PROBLEM DETAILS: Your task is to repeat all of the data exactly while excluding the pictures.

GIVEN INFORMATION:
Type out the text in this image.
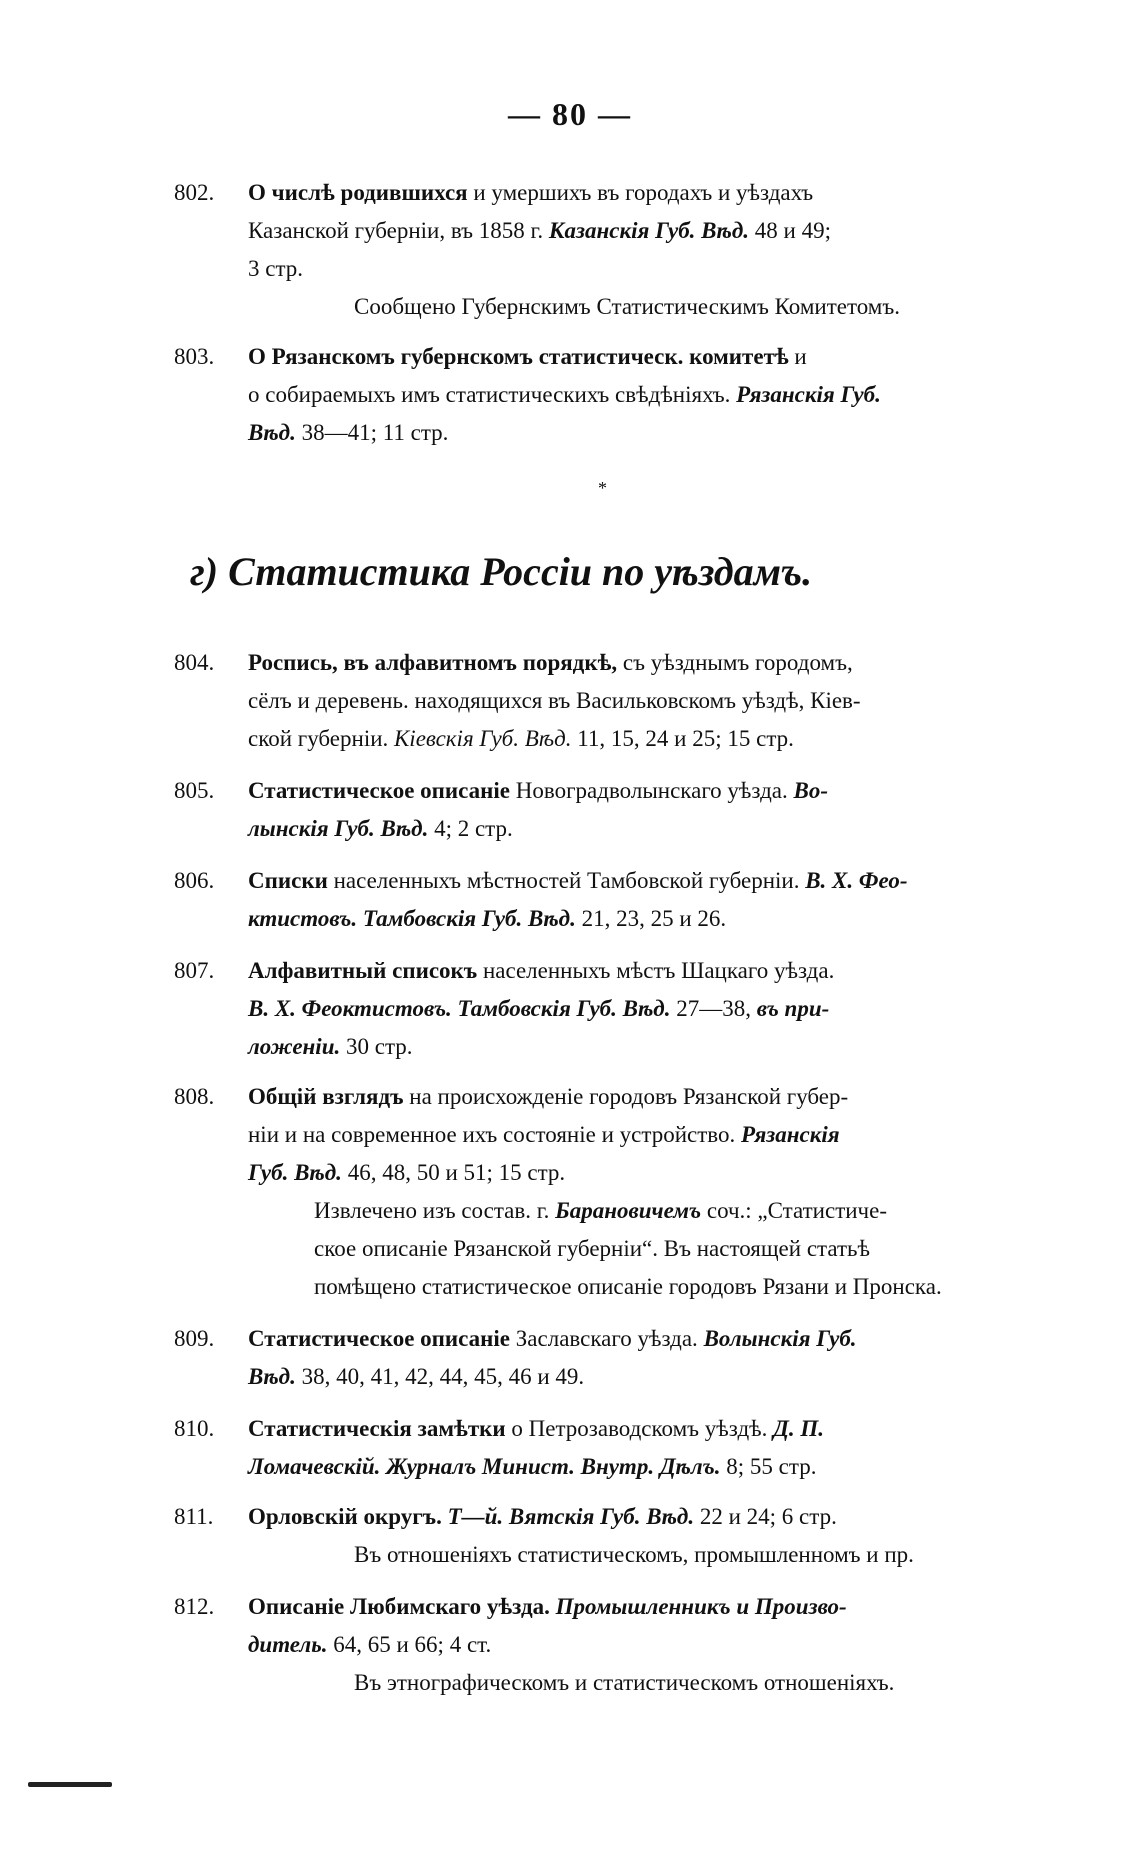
— 80 —
802. О числѣ родившихся и умершихъ въ городахъ и уѣздахъ
Казанской губерніи, въ 1858 г. Казанскія Губ. Вѣд. 48 и 49;
3 стр.
Сообщено Губернскимъ Статистическимъ Комитетомъ.
803. О Рязанскомъ губернскомъ статистическ. комитетѣ и
о собираемыхъ имъ статистическихъ свѣдѣніяхъ. Рязанскія Губ.
Вѣд. 38—41; 11 стр.
*
г) Статистика Россіи по уѣздамъ.
804. Роспись, въ алфавитномъ порядкѣ, съ уѣзднымъ городомъ,
сёлъ и деревень. находящихся въ Васильковскомъ уѣздѣ, Кіев-
ской губерніи. Кіевскія Губ. Вѣд. 11, 15, 24 и 25; 15 стр.
805. Статистическое описаніе Новоградволынскаго уѣзда. Во-
лынскія Губ. Вѣд. 4; 2 стр.
806. Списки населенныхъ мѣстностей Тамбовской губерніи. В. Х. Фео-
ктистовъ. Тамбовскія Губ. Вѣд. 21, 23, 25 и 26.
807. Алфавитный списокъ населенныхъ мѣстъ Шацкаго уѣзда.
В. Х. Феоктистовъ. Тамбовскія Губ. Вѣд. 27—38, въ при-
ложеніи. 30 стр.
808. Общій взглядъ на происхожденіе городовъ Рязанской губер-
ніи и на современное ихъ состояніе и устройство. Рязанскія
Губ. Вѣд. 46, 48, 50 и 51; 15 стр.
Извлечено изъ состав. г. Барановичемъ соч.: „Статистиче-
ское описаніе Рязанской губерніи“. Въ настоящей статьѣ
помѣщено статистическое описаніе городовъ Рязани и Пронска.
809. Статистическое описаніе Заславскаго уѣзда. Волынскія Губ.
Вѣд. 38, 40, 41, 42, 44, 45, 46 и 49.
810. Статистическія замѣтки о Петрозаводскомъ уѣздѣ. Д. П.
Ломачевскій. Журналъ Минист. Внутр. Дѣлъ. 8; 55 стр.
811. Орловскій округъ. Т—й. Вятскія Губ. Вѣд. 22 и 24; 6 стр.
Въ отношеніяхъ статистическомъ, промышленномъ и пр.
812. Описаніе Любимскаго уѣзда. Промышленникъ и Произво-
дитель. 64, 65 и 66; 4 ст.
Въ этнографическомъ и статистическомъ отношеніяхъ.
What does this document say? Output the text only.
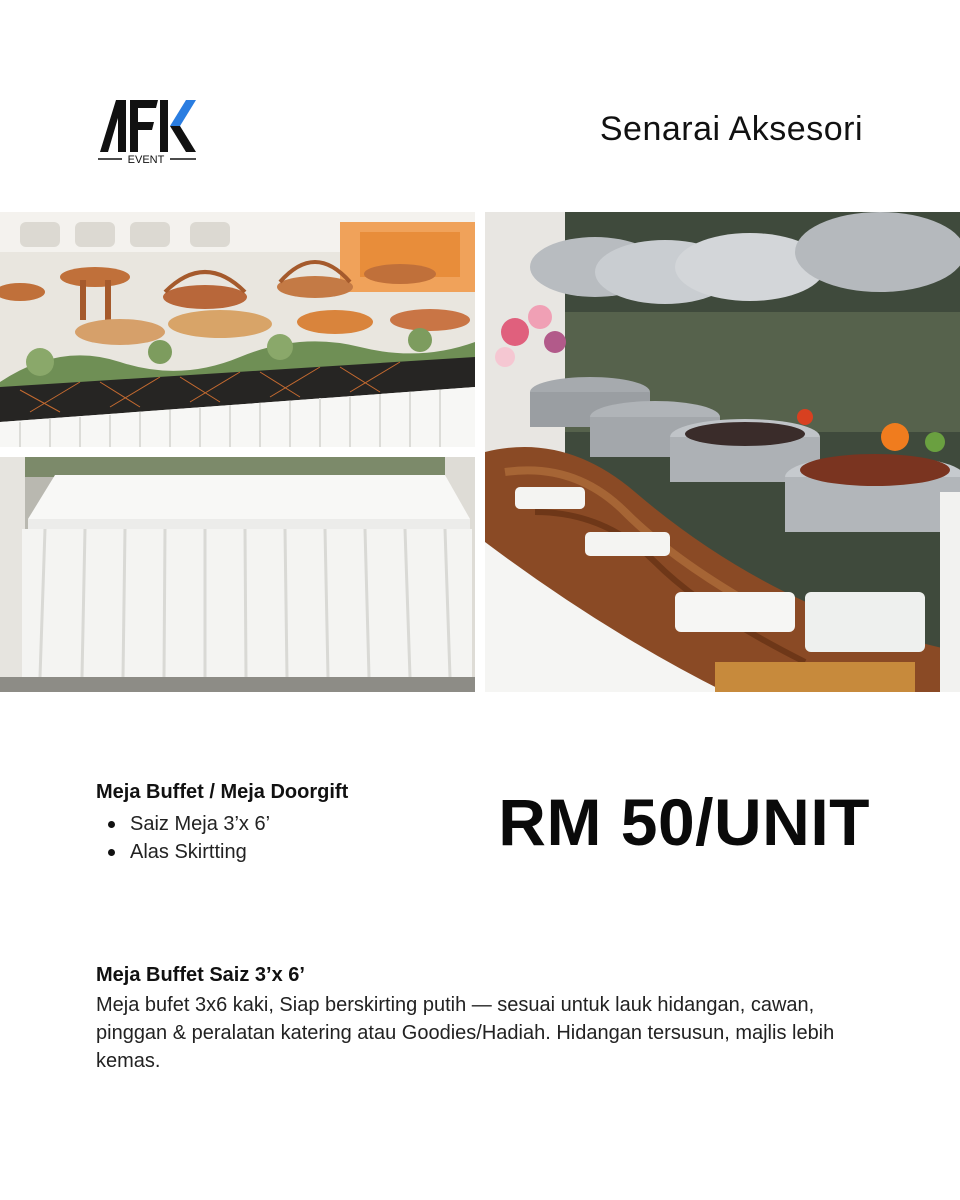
EVENT
Senarai Aksesori
Meja Buffet / Meja Doorgift
Saiz Meja 3’x 6’
Alas Skirtting	RM 50/UNIT
Meja Buffet Saiz 3’x 6’

Meja bufet 3x6 kaki, Siap berskirting putih — sesuai untuk lauk hidangan, cawan, pinggan & peralatan katering atau Goodies/Hadiah. Hidangan tersusun, majlis lebih kemas.
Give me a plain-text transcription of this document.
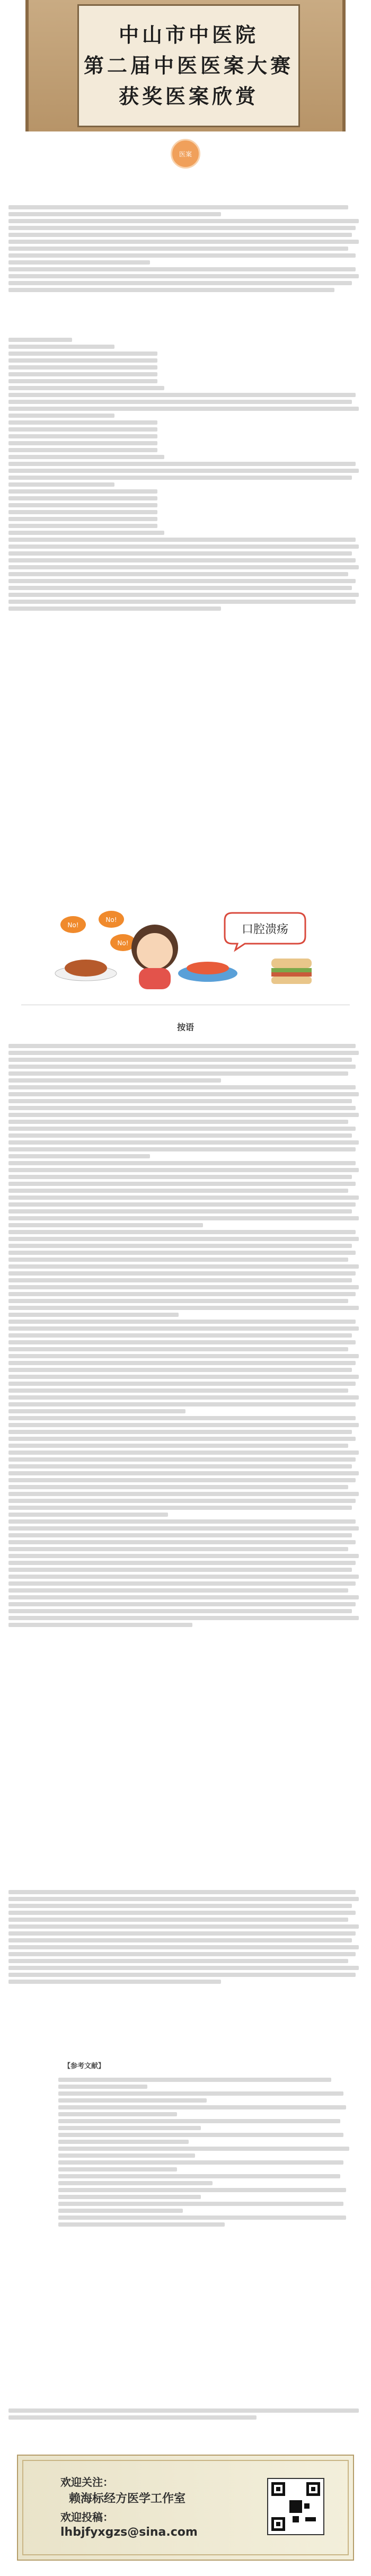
中山市中医院
第二届中医医案大赛
获奖医案欣赏
医案
No!
No!
No!
口腔溃疡
按语
【参考文献】
欢迎关注：
赖海标经方医学工作室
欢迎投稿：
lhbjfyxgzs@sina.com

TASK RESPONSE:
Type out the text in this image.
— 80 —
802. О числѣ родившихся и умершихъ въ городахъ и уѣздахъ
Казанской губерніи, въ 1858 г. Казанскія Губ. Вѣд. 48 и 49;
3 стр.
Сообщено Губернскимъ Статистическимъ Комитетомъ.
803. О Рязанскомъ губернскомъ статистическ. комитетѣ и
о собираемыхъ имъ статистическихъ свѣдѣніяхъ. Рязанскія Губ.
Вѣд. 38—41; 11 стр.
*
г) Статистика Россіи по уѣздамъ.
804. Роспись, въ алфавитномъ порядкѣ, съ уѣзднымъ городомъ,
сёлъ и деревень. находящихся въ Васильковскомъ уѣздѣ, Кіев-
ской губерніи. Кіевскія Губ. Вѣд. 11, 15, 24 и 25; 15 стр.
805. Статистическое описаніе Новоградволынскаго уѣзда. Во-
лынскія Губ. Вѣд. 4; 2 стр.
806. Списки населенныхъ мѣстностей Тамбовской губерніи. В. Х. Фео-
ктистовъ. Тамбовскія Губ. Вѣд. 21, 23, 25 и 26.
807. Алфавитный списокъ населенныхъ мѣстъ Шацкаго уѣзда.
В. Х. Феоктистовъ. Тамбовскія Губ. Вѣд. 27—38, въ при-
ложеніи. 30 стр.
808. Общій взглядъ на происхожденіе городовъ Рязанской губер-
ніи и на современное ихъ состояніе и устройство. Рязанскія
Губ. Вѣд. 46, 48, 50 и 51; 15 стр.
Извлечено изъ состав. г. Барановичемъ соч.: „Статистиче-
ское описаніе Рязанской губерніи“. Въ настоящей статьѣ
помѣщено статистическое описаніе городовъ Рязани и Пронска.
809. Статистическое описаніе Заславскаго уѣзда. Волынскія Губ.
Вѣд. 38, 40, 41, 42, 44, 45, 46 и 49.
810. Статистическія замѣтки о Петрозаводскомъ уѣздѣ. Д. П.
Ломачевскій. Журналъ Минист. Внутр. Дѣлъ. 8; 55 стр.
811. Орловскій округъ. Т—й. Вятскія Губ. Вѣд. 22 и 24; 6 стр.
Въ отношеніяхъ статистическомъ, промышленномъ и пр.
812. Описаніе Любимскаго уѣзда. Промышленникъ и Произво-
дитель. 64, 65 и 66; 4 ст.
Въ этнографическомъ и статистическомъ отношеніяхъ.
What does this document say? Output the text only.
EVENT
Senarai Aksesori
Meja Buffet / Meja Doorgift
Saiz Meja 3’x 6’
Alas Skirtting	RM 50/UNIT
Meja Buffet Saiz 3’x 6’

Meja bufet 3x6 kaki, Siap berskirting putih — sesuai untuk lauk hidangan, cawan, pinggan & peralatan katering atau Goodies/Hadiah. Hidangan tersusun, majlis lebih kemas.
Give me a plain-text transcription of this document.
中山市中医院
第二届中医医案大赛
获奖医案欣赏
医案
No!
No!
No!
口腔溃疡
按语
【参考文献】
欢迎关注：
赖海标经方医学工作室
欢迎投稿：
lhbjfyxgzs@sina.com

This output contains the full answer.